Data section:
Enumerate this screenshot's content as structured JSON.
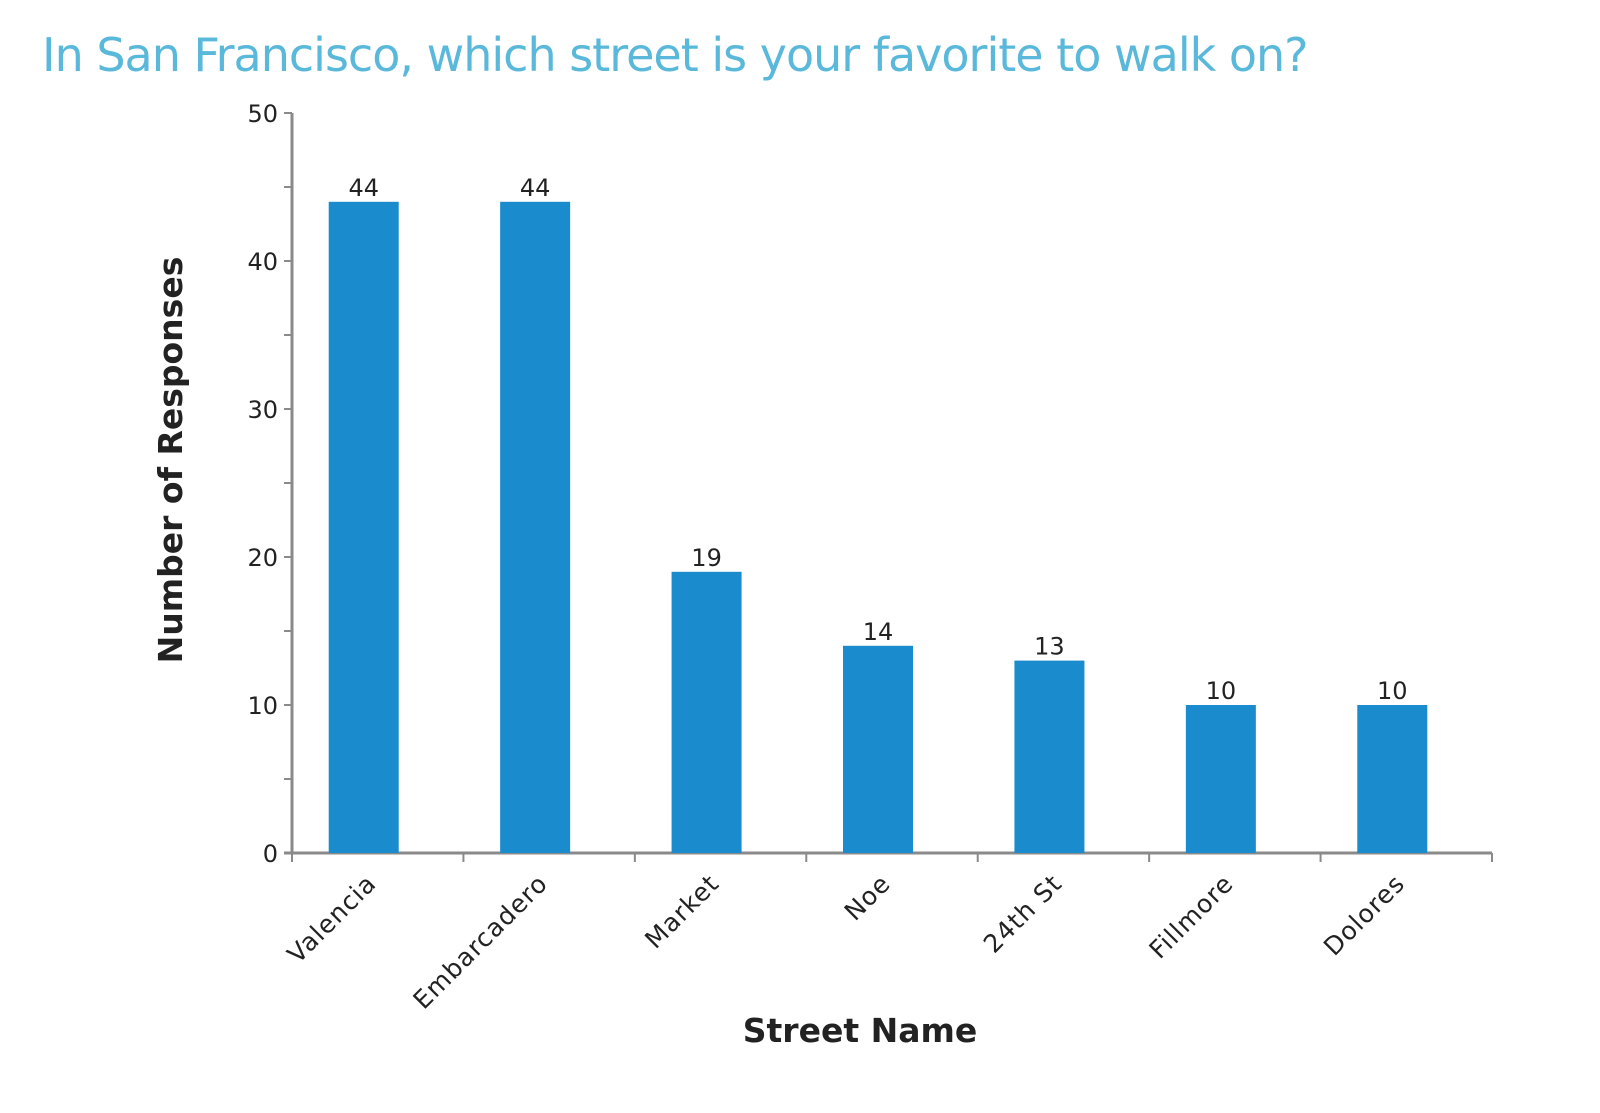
{
  "chart_data": {
    "type": "bar",
    "title": "In San Francisco, which street is your favorite to walk on?",
    "xlabel": "Street Name",
    "ylabel": "Number of Responses",
    "categories": [
      "Valencia",
      "Embarcadero",
      "Market",
      "Noe",
      "24th St",
      "Fillmore",
      "Dolores"
    ],
    "values": [
      44,
      44,
      19,
      14,
      13,
      10,
      10
    ],
    "ylim": [
      0,
      50
    ],
    "yticks": [
      "0",
      "10",
      "20",
      "30",
      "40",
      "50"
    ],
    "data_labels": [
      "44",
      "44",
      "19",
      "14",
      "13",
      "10",
      "10"
    ],
    "bar_color": "#1a8ccd",
    "title_color": "#5ab8db",
    "grid": false,
    "legend": "none"
  }
}
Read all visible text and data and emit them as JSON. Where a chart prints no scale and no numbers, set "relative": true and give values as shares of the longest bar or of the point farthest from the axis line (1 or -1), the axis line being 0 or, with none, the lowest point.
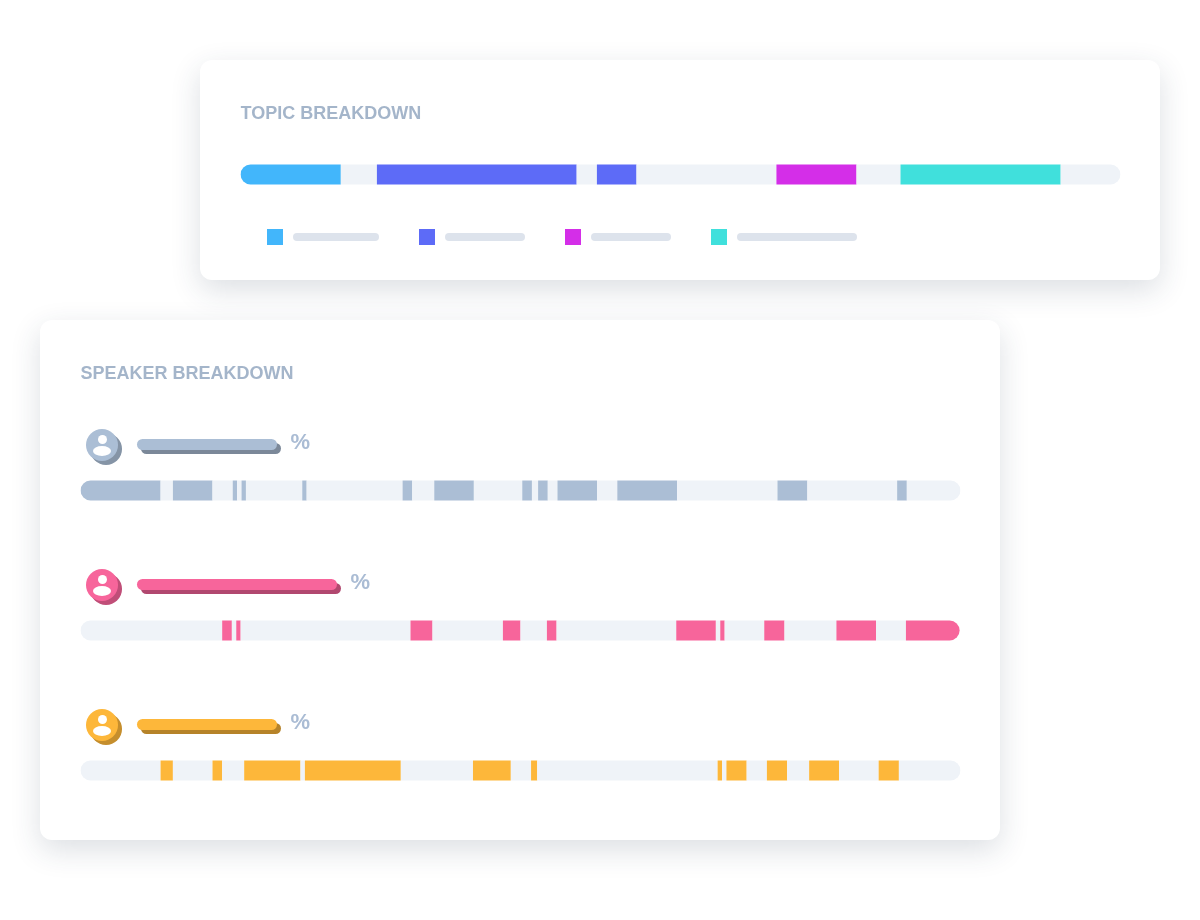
{
  "chart_data": [
    {
      "type": "bar",
      "orientation": "horizontal",
      "stacked": true,
      "relative": true,
      "title": "TOPIC BREAKDOWN",
      "categories": [
        null
      ],
      "series": [
        {
          "color": "#42b6fb",
          "values": [
            0.114
          ]
        },
        {
          "color": "#eff3f8",
          "values": [
            0.041
          ]
        },
        {
          "color": "#5d6bf7",
          "values": [
            0.227
          ]
        },
        {
          "color": "#eff3f8",
          "values": [
            0.023
          ]
        },
        {
          "color": "#5d6bf7",
          "values": [
            0.045
          ]
        },
        {
          "color": "#eff3f8",
          "values": [
            0.159
          ]
        },
        {
          "color": "#d42ee8",
          "values": [
            0.091
          ]
        },
        {
          "color": "#eff3f8",
          "values": [
            0.05
          ]
        },
        {
          "color": "#40e0dc",
          "values": [
            0.182
          ]
        },
        {
          "color": "#eff3f8",
          "values": [
            0.068
          ]
        }
      ]
    },
    {
      "type": "bar",
      "orientation": "horizontal",
      "stacked": true,
      "relative": true,
      "title": "SPEAKER BREAKDOWN",
      "categories": [
        null,
        null,
        null
      ],
      "annotations": [
        "%",
        "%",
        "%"
      ],
      "series": [
        {
          "colors": [
            "#abbed5",
            "#eff3f8",
            "#eff3f8"
          ],
          "values": [
            0.091,
            0.161,
            0.091
          ]
        },
        {
          "colors": [
            "#eff3f8",
            "#f7659b",
            "#fdb73a"
          ],
          "values": [
            0.014,
            0.011,
            0.014
          ]
        },
        {
          "colors": [
            "#abbed5",
            "#eff3f8",
            "#eff3f8"
          ],
          "values": [
            0.045,
            0.005,
            0.045
          ]
        },
        {
          "colors": [
            "#eff3f8",
            "#f7659b",
            "#fdb73a"
          ],
          "values": [
            0.023,
            0.005,
            0.011
          ]
        },
        {
          "colors": [
            "#abbed5",
            "#eff3f8",
            "#eff3f8"
          ],
          "values": [
            0.005,
            0.193,
            0.025
          ]
        },
        {
          "colors": [
            "#eff3f8",
            "#f7659b",
            "#fdb73a"
          ],
          "values": [
            0.005,
            0.025,
            0.064
          ]
        },
        {
          "colors": [
            "#abbed5",
            "#eff3f8",
            "#eff3f8"
          ],
          "values": [
            0.005,
            0.08,
            0.005
          ]
        },
        {
          "colors": [
            "#eff3f8",
            "#f7659b",
            "#fdb73a"
          ],
          "values": [
            0.064,
            0.02,
            0.109
          ]
        },
        {
          "colors": [
            "#abbed5",
            "#eff3f8",
            "#eff3f8"
          ],
          "values": [
            0.005,
            0.03,
            0.082
          ]
        },
        {
          "colors": [
            "#eff3f8",
            "#f7659b",
            "#fdb73a"
          ],
          "values": [
            0.109,
            0.011,
            0.043
          ]
        },
        {
          "colors": [
            "#abbed5",
            "#eff3f8",
            "#eff3f8"
          ],
          "values": [
            0.011,
            0.136,
            0.023
          ]
        },
        {
          "colors": [
            "#eff3f8",
            "#f7659b",
            "#fdb73a"
          ],
          "values": [
            0.025,
            0.045,
            0.007
          ]
        },
        {
          "colors": [
            "#abbed5",
            "#eff3f8",
            "#eff3f8"
          ],
          "values": [
            0.045,
            0.005,
            0.205
          ]
        },
        {
          "colors": [
            "#eff3f8",
            "#f7659b",
            "#fdb73a"
          ],
          "values": [
            0.055,
            0.005,
            0.005
          ]
        },
        {
          "colors": [
            "#abbed5",
            "#eff3f8",
            "#eff3f8"
          ],
          "values": [
            0.011,
            0.045,
            0.005
          ]
        },
        {
          "colors": [
            "#eff3f8",
            "#f7659b",
            "#fdb73a"
          ],
          "values": [
            0.007,
            0.023,
            0.023
          ]
        },
        {
          "colors": [
            "#abbed5",
            "#eff3f8",
            "#eff3f8"
          ],
          "values": [
            0.011,
            0.059,
            0.023
          ]
        },
        {
          "colors": [
            "#eff3f8",
            "#f7659b",
            "#fdb73a"
          ],
          "values": [
            0.011,
            0.045,
            0.023
          ]
        },
        {
          "colors": [
            "#abbed5",
            "#eff3f8",
            "#eff3f8"
          ],
          "values": [
            0.045,
            0.034,
            0.025
          ]
        },
        {
          "colors": [
            "#eff3f8",
            "#f7659b",
            "#fdb73a"
          ],
          "values": [
            0.023,
            0.061,
            0.034
          ]
        },
        {
          "colors": [
            "#abbed5",
            null,
            "#eff3f8"
          ],
          "values": [
            0.068,
            null,
            0.045
          ]
        },
        {
          "colors": [
            "#eff3f8",
            null,
            "#fdb73a"
          ],
          "values": [
            0.114,
            null,
            0.023
          ]
        },
        {
          "colors": [
            "#abbed5",
            null,
            "#eff3f8"
          ],
          "values": [
            0.034,
            null,
            0.07
          ]
        },
        {
          "colors": [
            "#eff3f8",
            null,
            null
          ],
          "values": [
            0.102,
            null,
            null
          ]
        },
        {
          "colors": [
            "#abbed5",
            null,
            null
          ],
          "values": [
            0.011,
            null,
            null
          ]
        },
        {
          "colors": [
            "#eff3f8",
            null,
            null
          ],
          "values": [
            0.061,
            null,
            null
          ]
        }
      ]
    }
  ]
}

Exercise aim:
Say how many lines in the entries contain the string "BREAKDOWN", and say nothing else.

The answer:
2